- _EXERCISE INPUTS_
────────────────

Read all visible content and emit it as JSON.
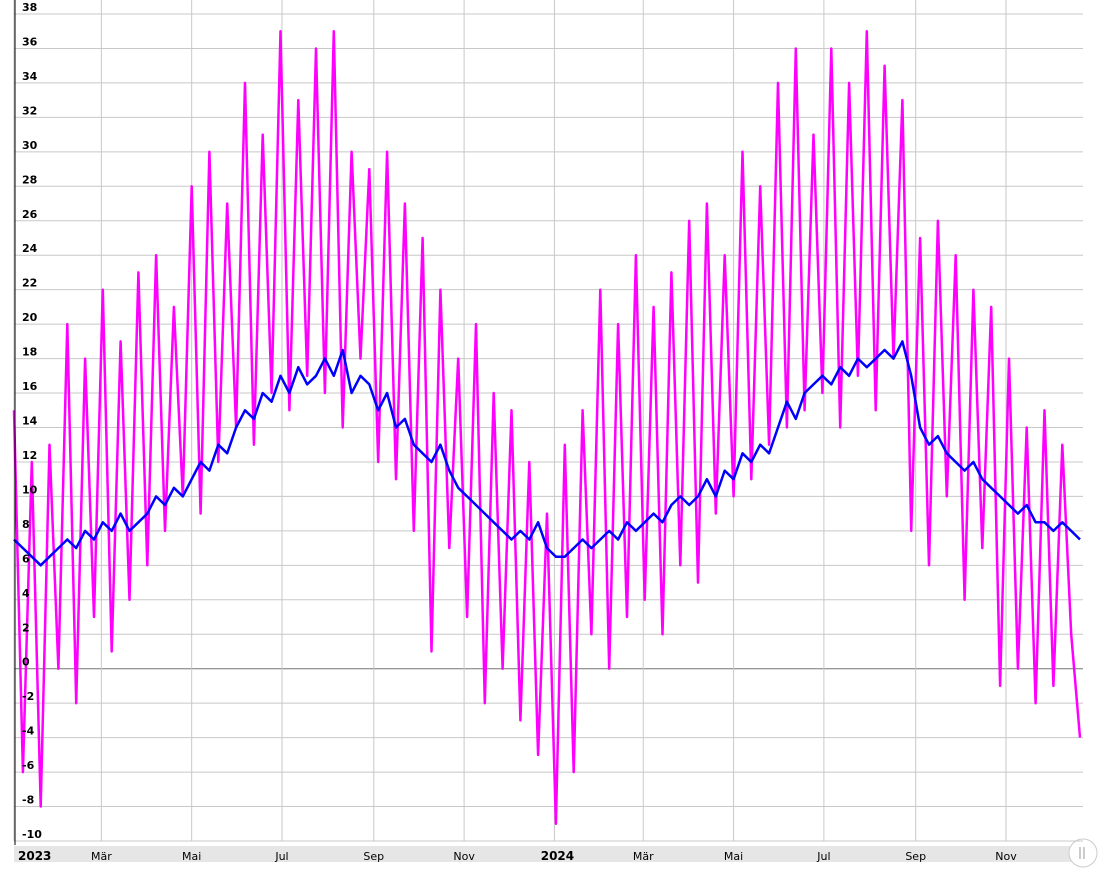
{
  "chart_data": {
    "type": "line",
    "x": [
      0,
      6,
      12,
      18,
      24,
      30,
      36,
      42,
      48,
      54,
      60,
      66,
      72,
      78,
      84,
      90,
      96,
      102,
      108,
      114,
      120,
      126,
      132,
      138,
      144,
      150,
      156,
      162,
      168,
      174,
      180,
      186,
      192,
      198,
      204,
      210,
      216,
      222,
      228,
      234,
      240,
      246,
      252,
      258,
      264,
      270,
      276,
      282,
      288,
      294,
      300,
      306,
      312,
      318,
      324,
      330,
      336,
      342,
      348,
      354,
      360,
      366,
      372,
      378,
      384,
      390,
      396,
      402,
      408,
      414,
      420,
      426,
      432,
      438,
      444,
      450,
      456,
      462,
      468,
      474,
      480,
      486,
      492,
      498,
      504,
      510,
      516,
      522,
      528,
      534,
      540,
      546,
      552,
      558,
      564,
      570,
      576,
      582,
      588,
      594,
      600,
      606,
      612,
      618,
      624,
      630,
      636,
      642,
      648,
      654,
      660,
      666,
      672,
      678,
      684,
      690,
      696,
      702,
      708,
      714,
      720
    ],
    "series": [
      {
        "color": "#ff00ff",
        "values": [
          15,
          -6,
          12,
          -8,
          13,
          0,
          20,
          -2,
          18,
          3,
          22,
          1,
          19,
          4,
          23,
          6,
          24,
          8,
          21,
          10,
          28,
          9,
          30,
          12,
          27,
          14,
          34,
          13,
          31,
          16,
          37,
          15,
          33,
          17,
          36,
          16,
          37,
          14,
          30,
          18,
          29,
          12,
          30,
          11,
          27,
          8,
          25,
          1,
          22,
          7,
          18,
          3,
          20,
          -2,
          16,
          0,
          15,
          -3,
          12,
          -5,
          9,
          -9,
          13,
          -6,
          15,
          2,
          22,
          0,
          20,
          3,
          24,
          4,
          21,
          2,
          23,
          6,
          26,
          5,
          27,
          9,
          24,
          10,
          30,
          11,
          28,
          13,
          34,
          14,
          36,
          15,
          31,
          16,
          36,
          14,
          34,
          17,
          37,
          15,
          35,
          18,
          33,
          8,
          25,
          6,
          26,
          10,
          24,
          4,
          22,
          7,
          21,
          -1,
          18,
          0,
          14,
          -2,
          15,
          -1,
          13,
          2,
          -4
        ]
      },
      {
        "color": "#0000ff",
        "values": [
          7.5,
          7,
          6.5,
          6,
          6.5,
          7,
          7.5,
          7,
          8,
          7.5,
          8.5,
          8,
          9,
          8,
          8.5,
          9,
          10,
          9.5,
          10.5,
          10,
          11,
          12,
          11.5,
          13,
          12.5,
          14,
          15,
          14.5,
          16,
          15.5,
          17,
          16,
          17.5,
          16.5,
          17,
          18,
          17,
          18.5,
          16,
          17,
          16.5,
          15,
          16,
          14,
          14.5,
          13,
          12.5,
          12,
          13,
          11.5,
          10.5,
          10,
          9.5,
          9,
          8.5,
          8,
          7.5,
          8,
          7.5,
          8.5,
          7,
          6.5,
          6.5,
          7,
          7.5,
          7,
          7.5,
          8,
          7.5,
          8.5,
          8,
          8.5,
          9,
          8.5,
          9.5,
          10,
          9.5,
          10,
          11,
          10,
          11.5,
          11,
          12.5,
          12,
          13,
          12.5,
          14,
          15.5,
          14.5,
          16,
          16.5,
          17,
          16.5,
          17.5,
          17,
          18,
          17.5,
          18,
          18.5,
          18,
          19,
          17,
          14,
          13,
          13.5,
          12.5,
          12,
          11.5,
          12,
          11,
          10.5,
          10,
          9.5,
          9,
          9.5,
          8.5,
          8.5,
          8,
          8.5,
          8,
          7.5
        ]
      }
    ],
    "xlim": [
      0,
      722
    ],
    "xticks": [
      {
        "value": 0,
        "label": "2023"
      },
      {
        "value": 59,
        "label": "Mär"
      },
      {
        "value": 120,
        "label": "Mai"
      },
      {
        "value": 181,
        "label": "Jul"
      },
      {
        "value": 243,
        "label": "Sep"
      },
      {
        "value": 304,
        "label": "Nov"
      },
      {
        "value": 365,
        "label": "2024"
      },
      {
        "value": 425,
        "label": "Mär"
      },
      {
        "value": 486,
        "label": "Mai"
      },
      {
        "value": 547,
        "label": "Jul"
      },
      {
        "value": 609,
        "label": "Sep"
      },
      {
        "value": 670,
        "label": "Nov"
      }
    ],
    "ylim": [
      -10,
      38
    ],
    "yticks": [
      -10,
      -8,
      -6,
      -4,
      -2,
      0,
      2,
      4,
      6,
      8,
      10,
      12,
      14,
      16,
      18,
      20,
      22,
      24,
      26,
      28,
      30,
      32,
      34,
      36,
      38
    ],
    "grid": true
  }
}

────────────────

- _JOB_
Copy each line of the records precisely and drop any images they hold.

- _RESULT OF THE TASK_
Read all visible content and emit it as JSON.
{
  "chart_data": {
    "type": "line",
    "x": [
      0,
      6,
      12,
      18,
      24,
      30,
      36,
      42,
      48,
      54,
      60,
      66,
      72,
      78,
      84,
      90,
      96,
      102,
      108,
      114,
      120,
      126,
      132,
      138,
      144,
      150,
      156,
      162,
      168,
      174,
      180,
      186,
      192,
      198,
      204,
      210,
      216,
      222,
      228,
      234,
      240,
      246,
      252,
      258,
      264,
      270,
      276,
      282,
      288,
      294,
      300,
      306,
      312,
      318,
      324,
      330,
      336,
      342,
      348,
      354,
      360,
      366,
      372,
      378,
      384,
      390,
      396,
      402,
      408,
      414,
      420,
      426,
      432,
      438,
      444,
      450,
      456,
      462,
      468,
      474,
      480,
      486,
      492,
      498,
      504,
      510,
      516,
      522,
      528,
      534,
      540,
      546,
      552,
      558,
      564,
      570,
      576,
      582,
      588,
      594,
      600,
      606,
      612,
      618,
      624,
      630,
      636,
      642,
      648,
      654,
      660,
      666,
      672,
      678,
      684,
      690,
      696,
      702,
      708,
      714,
      720
    ],
    "series": [
      {
        "color": "#ff00ff",
        "values": [
          15,
          -6,
          12,
          -8,
          13,
          0,
          20,
          -2,
          18,
          3,
          22,
          1,
          19,
          4,
          23,
          6,
          24,
          8,
          21,
          10,
          28,
          9,
          30,
          12,
          27,
          14,
          34,
          13,
          31,
          16,
          37,
          15,
          33,
          17,
          36,
          16,
          37,
          14,
          30,
          18,
          29,
          12,
          30,
          11,
          27,
          8,
          25,
          1,
          22,
          7,
          18,
          3,
          20,
          -2,
          16,
          0,
          15,
          -3,
          12,
          -5,
          9,
          -9,
          13,
          -6,
          15,
          2,
          22,
          0,
          20,
          3,
          24,
          4,
          21,
          2,
          23,
          6,
          26,
          5,
          27,
          9,
          24,
          10,
          30,
          11,
          28,
          13,
          34,
          14,
          36,
          15,
          31,
          16,
          36,
          14,
          34,
          17,
          37,
          15,
          35,
          18,
          33,
          8,
          25,
          6,
          26,
          10,
          24,
          4,
          22,
          7,
          21,
          -1,
          18,
          0,
          14,
          -2,
          15,
          -1,
          13,
          2,
          -4
        ]
      },
      {
        "color": "#0000ff",
        "values": [
          7.5,
          7,
          6.5,
          6,
          6.5,
          7,
          7.5,
          7,
          8,
          7.5,
          8.5,
          8,
          9,
          8,
          8.5,
          9,
          10,
          9.5,
          10.5,
          10,
          11,
          12,
          11.5,
          13,
          12.5,
          14,
          15,
          14.5,
          16,
          15.5,
          17,
          16,
          17.5,
          16.5,
          17,
          18,
          17,
          18.5,
          16,
          17,
          16.5,
          15,
          16,
          14,
          14.5,
          13,
          12.5,
          12,
          13,
          11.5,
          10.5,
          10,
          9.5,
          9,
          8.5,
          8,
          7.5,
          8,
          7.5,
          8.5,
          7,
          6.5,
          6.5,
          7,
          7.5,
          7,
          7.5,
          8,
          7.5,
          8.5,
          8,
          8.5,
          9,
          8.5,
          9.5,
          10,
          9.5,
          10,
          11,
          10,
          11.5,
          11,
          12.5,
          12,
          13,
          12.5,
          14,
          15.5,
          14.5,
          16,
          16.5,
          17,
          16.5,
          17.5,
          17,
          18,
          17.5,
          18,
          18.5,
          18,
          19,
          17,
          14,
          13,
          13.5,
          12.5,
          12,
          11.5,
          12,
          11,
          10.5,
          10,
          9.5,
          9,
          9.5,
          8.5,
          8.5,
          8,
          8.5,
          8,
          7.5
        ]
      }
    ],
    "xlim": [
      0,
      722
    ],
    "xticks": [
      {
        "value": 0,
        "label": "2023"
      },
      {
        "value": 59,
        "label": "Mär"
      },
      {
        "value": 120,
        "label": "Mai"
      },
      {
        "value": 181,
        "label": "Jul"
      },
      {
        "value": 243,
        "label": "Sep"
      },
      {
        "value": 304,
        "label": "Nov"
      },
      {
        "value": 365,
        "label": "2024"
      },
      {
        "value": 425,
        "label": "Mär"
      },
      {
        "value": 486,
        "label": "Mai"
      },
      {
        "value": 547,
        "label": "Jul"
      },
      {
        "value": 609,
        "label": "Sep"
      },
      {
        "value": 670,
        "label": "Nov"
      }
    ],
    "ylim": [
      -10,
      38
    ],
    "yticks": [
      -10,
      -8,
      -6,
      -4,
      -2,
      0,
      2,
      4,
      6,
      8,
      10,
      12,
      14,
      16,
      18,
      20,
      22,
      24,
      26,
      28,
      30,
      32,
      34,
      36,
      38
    ],
    "grid": true
  }
}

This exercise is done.